Dataset:
+---+
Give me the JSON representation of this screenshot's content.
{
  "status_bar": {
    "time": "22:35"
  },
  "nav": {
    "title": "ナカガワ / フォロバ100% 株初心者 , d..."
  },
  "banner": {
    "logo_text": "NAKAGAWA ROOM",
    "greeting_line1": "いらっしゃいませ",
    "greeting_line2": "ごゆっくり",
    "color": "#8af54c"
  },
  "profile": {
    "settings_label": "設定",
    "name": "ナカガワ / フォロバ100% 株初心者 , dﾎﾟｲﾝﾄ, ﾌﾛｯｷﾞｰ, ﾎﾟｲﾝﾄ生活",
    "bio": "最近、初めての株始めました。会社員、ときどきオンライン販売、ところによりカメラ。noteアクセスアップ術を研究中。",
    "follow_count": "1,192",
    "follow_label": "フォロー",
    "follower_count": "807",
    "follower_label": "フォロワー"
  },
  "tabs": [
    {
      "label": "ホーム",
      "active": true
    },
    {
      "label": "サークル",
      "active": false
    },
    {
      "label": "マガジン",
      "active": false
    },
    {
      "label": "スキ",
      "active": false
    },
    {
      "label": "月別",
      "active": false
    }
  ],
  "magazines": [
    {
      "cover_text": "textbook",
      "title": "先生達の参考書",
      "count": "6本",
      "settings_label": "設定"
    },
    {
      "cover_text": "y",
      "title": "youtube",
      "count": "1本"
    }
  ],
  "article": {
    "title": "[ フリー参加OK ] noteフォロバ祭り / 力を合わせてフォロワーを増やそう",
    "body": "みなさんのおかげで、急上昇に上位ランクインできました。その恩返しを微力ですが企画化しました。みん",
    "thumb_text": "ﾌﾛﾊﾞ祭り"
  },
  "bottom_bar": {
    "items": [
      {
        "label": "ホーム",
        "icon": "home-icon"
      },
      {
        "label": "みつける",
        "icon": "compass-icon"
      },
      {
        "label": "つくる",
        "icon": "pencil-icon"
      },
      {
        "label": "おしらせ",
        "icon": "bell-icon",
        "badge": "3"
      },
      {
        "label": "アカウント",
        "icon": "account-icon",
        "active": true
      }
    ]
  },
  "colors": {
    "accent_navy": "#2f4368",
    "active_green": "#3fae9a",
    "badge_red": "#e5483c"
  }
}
+---+
Problem requirements:
Above are the records; retype them all without a single difference.

Result:
Give me the JSON representation of this screenshot's content.
{
  "status_bar": {
    "time": "22:35"
  },
  "nav": {
    "title": "ナカガワ / フォロバ100% 株初心者 , d..."
  },
  "banner": {
    "logo_text": "NAKAGAWA ROOM",
    "greeting_line1": "いらっしゃいませ",
    "greeting_line2": "ごゆっくり",
    "color": "#8af54c"
  },
  "profile": {
    "settings_label": "設定",
    "name": "ナカガワ / フォロバ100% 株初心者 , dﾎﾟｲﾝﾄ, ﾌﾛｯｷﾞｰ, ﾎﾟｲﾝﾄ生活",
    "bio": "最近、初めての株始めました。会社員、ときどきオンライン販売、ところによりカメラ。noteアクセスアップ術を研究中。",
    "follow_count": "1,192",
    "follow_label": "フォロー",
    "follower_count": "807",
    "follower_label": "フォロワー"
  },
  "tabs": [
    {
      "label": "ホーム",
      "active": true
    },
    {
      "label": "サークル",
      "active": false
    },
    {
      "label": "マガジン",
      "active": false
    },
    {
      "label": "スキ",
      "active": false
    },
    {
      "label": "月別",
      "active": false
    }
  ],
  "magazines": [
    {
      "cover_text": "textbook",
      "title": "先生達の参考書",
      "count": "6本",
      "settings_label": "設定"
    },
    {
      "cover_text": "y",
      "title": "youtube",
      "count": "1本"
    }
  ],
  "article": {
    "title": "[ フリー参加OK ] noteフォロバ祭り / 力を合わせてフォロワーを増やそう",
    "body": "みなさんのおかげで、急上昇に上位ランクインできました。その恩返しを微力ですが企画化しました。みん",
    "thumb_text": "ﾌﾛﾊﾞ祭り"
  },
  "bottom_bar": {
    "items": [
      {
        "label": "ホーム",
        "icon": "home-icon"
      },
      {
        "label": "みつける",
        "icon": "compass-icon"
      },
      {
        "label": "つくる",
        "icon": "pencil-icon"
      },
      {
        "label": "おしらせ",
        "icon": "bell-icon",
        "badge": "3"
      },
      {
        "label": "アカウント",
        "icon": "account-icon",
        "active": true
      }
    ]
  },
  "colors": {
    "accent_navy": "#2f4368",
    "active_green": "#3fae9a",
    "badge_red": "#e5483c"
  }
}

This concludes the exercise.